## Direction
Please set out every line of the listing below as a numbered list, leaving out any blank lines.

Element box annotations:
-- Begin --

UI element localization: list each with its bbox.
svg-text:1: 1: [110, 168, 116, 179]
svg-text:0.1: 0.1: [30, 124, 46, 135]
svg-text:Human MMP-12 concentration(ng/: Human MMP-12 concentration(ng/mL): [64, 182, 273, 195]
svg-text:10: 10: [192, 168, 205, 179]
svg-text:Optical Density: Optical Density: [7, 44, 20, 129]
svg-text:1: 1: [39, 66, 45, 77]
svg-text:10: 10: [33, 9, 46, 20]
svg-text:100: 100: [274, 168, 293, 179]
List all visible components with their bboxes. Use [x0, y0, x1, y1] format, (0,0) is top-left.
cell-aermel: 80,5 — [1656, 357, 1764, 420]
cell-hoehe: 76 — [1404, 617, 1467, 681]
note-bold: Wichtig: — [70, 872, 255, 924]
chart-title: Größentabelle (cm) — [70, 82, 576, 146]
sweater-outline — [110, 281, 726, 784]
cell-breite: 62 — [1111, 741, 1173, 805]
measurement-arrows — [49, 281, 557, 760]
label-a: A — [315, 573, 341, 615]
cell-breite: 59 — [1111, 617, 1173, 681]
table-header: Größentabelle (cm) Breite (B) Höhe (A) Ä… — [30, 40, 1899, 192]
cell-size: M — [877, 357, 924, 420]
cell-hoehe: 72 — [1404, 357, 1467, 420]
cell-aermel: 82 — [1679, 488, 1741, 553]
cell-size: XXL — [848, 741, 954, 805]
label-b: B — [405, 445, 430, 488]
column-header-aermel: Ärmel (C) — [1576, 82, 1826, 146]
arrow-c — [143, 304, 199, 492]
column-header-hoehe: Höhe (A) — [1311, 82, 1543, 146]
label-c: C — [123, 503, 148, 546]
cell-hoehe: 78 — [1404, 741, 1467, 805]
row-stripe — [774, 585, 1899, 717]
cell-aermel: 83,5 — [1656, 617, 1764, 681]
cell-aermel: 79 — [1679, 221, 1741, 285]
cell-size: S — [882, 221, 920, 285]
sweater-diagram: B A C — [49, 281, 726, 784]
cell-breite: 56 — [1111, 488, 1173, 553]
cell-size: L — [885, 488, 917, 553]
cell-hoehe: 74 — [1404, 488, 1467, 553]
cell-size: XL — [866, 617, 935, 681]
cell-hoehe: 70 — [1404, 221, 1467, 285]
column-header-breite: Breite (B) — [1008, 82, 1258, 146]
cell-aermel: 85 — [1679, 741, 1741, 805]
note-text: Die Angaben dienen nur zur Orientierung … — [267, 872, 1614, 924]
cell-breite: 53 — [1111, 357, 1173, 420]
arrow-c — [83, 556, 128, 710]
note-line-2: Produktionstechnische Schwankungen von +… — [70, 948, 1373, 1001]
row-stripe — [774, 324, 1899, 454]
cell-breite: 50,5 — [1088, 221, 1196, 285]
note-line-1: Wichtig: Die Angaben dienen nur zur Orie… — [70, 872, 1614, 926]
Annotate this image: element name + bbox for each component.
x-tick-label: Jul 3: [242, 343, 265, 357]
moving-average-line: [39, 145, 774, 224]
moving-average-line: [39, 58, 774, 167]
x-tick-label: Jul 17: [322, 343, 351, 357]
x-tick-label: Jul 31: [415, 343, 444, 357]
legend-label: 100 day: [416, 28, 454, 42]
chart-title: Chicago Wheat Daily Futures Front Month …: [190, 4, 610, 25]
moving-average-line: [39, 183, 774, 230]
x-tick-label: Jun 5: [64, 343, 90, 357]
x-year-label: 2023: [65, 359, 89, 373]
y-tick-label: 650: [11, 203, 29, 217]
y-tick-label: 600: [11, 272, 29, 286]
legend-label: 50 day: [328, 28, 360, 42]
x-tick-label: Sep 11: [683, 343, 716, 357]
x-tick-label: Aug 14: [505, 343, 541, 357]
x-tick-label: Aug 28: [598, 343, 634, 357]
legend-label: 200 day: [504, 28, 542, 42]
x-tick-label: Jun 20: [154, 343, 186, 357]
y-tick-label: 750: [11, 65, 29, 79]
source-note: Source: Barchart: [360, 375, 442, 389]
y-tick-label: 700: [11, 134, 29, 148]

-- End --

## Solution to this task
1. UI element localization: list each with its bbox.
2. svg-text:1: 1: [110, 168, 116, 179]
3. svg-text:0.1: 0.1: [30, 124, 46, 135]
4. svg-text:Human MMP-12 concentration(ng/: Human MMP-12 concentration(ng/mL): [64, 182, 273, 195]
5. svg-text:10: 10: [192, 168, 205, 179]
6. svg-text:Optical Density: Optical Density: [7, 44, 20, 129]
7. svg-text:1: 1: [39, 66, 45, 77]
8. svg-text:10: 10: [33, 9, 46, 20]
9. svg-text:100: 100: [274, 168, 293, 179]
10. List all visible components with their bboxes. Use [x0, y0, x1, y1] format, (0,0) is top-left.
11. cell-aermel: 80,5 — [1656, 357, 1764, 420]
12. cell-hoehe: 76 — [1404, 617, 1467, 681]
13. note-bold: Wichtig: — [70, 872, 255, 924]
14. chart-title: Größentabelle (cm) — [70, 82, 576, 146]
15. sweater-outline — [110, 281, 726, 784]
16. cell-breite: 62 — [1111, 741, 1173, 805]
17. measurement-arrows — [49, 281, 557, 760]
18. label-a: A — [315, 573, 341, 615]
19. cell-breite: 59 — [1111, 617, 1173, 681]
20. table-header: Größentabelle (cm) Breite (B) Höhe (A) Ä… — [30, 40, 1899, 192]
21. cell-size: M — [877, 357, 924, 420]
22. cell-hoehe: 72 — [1404, 357, 1467, 420]
23. cell-aermel: 82 — [1679, 488, 1741, 553]
24. cell-size: XXL — [848, 741, 954, 805]
25. label-b: B — [405, 445, 430, 488]
26. column-header-aermel: Ärmel (C) — [1576, 82, 1826, 146]
27. arrow-c — [143, 304, 199, 492]
28. column-header-hoehe: Höhe (A) — [1311, 82, 1543, 146]
29. label-c: C — [123, 503, 148, 546]
30. cell-hoehe: 78 — [1404, 741, 1467, 805]
31. row-stripe — [774, 585, 1899, 717]
32. cell-aermel: 83,5 — [1656, 617, 1764, 681]
33. cell-aermel: 79 — [1679, 221, 1741, 285]
34. cell-size: S — [882, 221, 920, 285]
35. sweater-diagram: B A C — [49, 281, 726, 784]
36. cell-breite: 56 — [1111, 488, 1173, 553]
37. cell-size: L — [885, 488, 917, 553]
38. cell-hoehe: 74 — [1404, 488, 1467, 553]
39. cell-size: XL — [866, 617, 935, 681]
40. cell-hoehe: 70 — [1404, 221, 1467, 285]
41. column-header-breite: Breite (B) — [1008, 82, 1258, 146]
42. cell-aermel: 85 — [1679, 741, 1741, 805]
43. note-text: Die Angaben dienen nur zur Orientierung … — [267, 872, 1614, 924]
44. cell-breite: 53 — [1111, 357, 1173, 420]
45. arrow-c — [83, 556, 128, 710]
46. note-line-2: Produktionstechnische Schwankungen von +… — [70, 948, 1373, 1001]
47. row-stripe — [774, 324, 1899, 454]
48. cell-breite: 50,5 — [1088, 221, 1196, 285]
49. note-line-1: Wichtig: Die Angaben dienen nur zur Orie… — [70, 872, 1614, 926]
50. Annotate this image: element name + bbox for each component.
51. x-tick-label: Jul 3: [242, 343, 265, 357]
52. moving-average-line: [39, 145, 774, 224]
53. moving-average-line: [39, 58, 774, 167]
54. x-tick-label: Jul 17: [322, 343, 351, 357]
55. x-tick-label: Jul 31: [415, 343, 444, 357]
56. legend-label: 100 day: [416, 28, 454, 42]
57. chart-title: Chicago Wheat Daily Futures Front Month …: [190, 4, 610, 25]
58. moving-average-line: [39, 183, 774, 230]
59. x-tick-label: Jun 5: [64, 343, 90, 357]
60. x-year-label: 2023: [65, 359, 89, 373]
61. y-tick-label: 650: [11, 203, 29, 217]
62. y-tick-label: 600: [11, 272, 29, 286]
63. legend-label: 50 day: [328, 28, 360, 42]
64. x-tick-label: Sep 11: [683, 343, 716, 357]
65. x-tick-label: Aug 14: [505, 343, 541, 357]
66. x-tick-label: Aug 28: [598, 343, 634, 357]
67. legend-label: 200 day: [504, 28, 542, 42]
68. x-tick-label: Jun 20: [154, 343, 186, 357]
69. y-tick-label: 750: [11, 65, 29, 79]
70. source-note: Source: Barchart: [360, 375, 442, 389]
71. y-tick-label: 700: [11, 134, 29, 148]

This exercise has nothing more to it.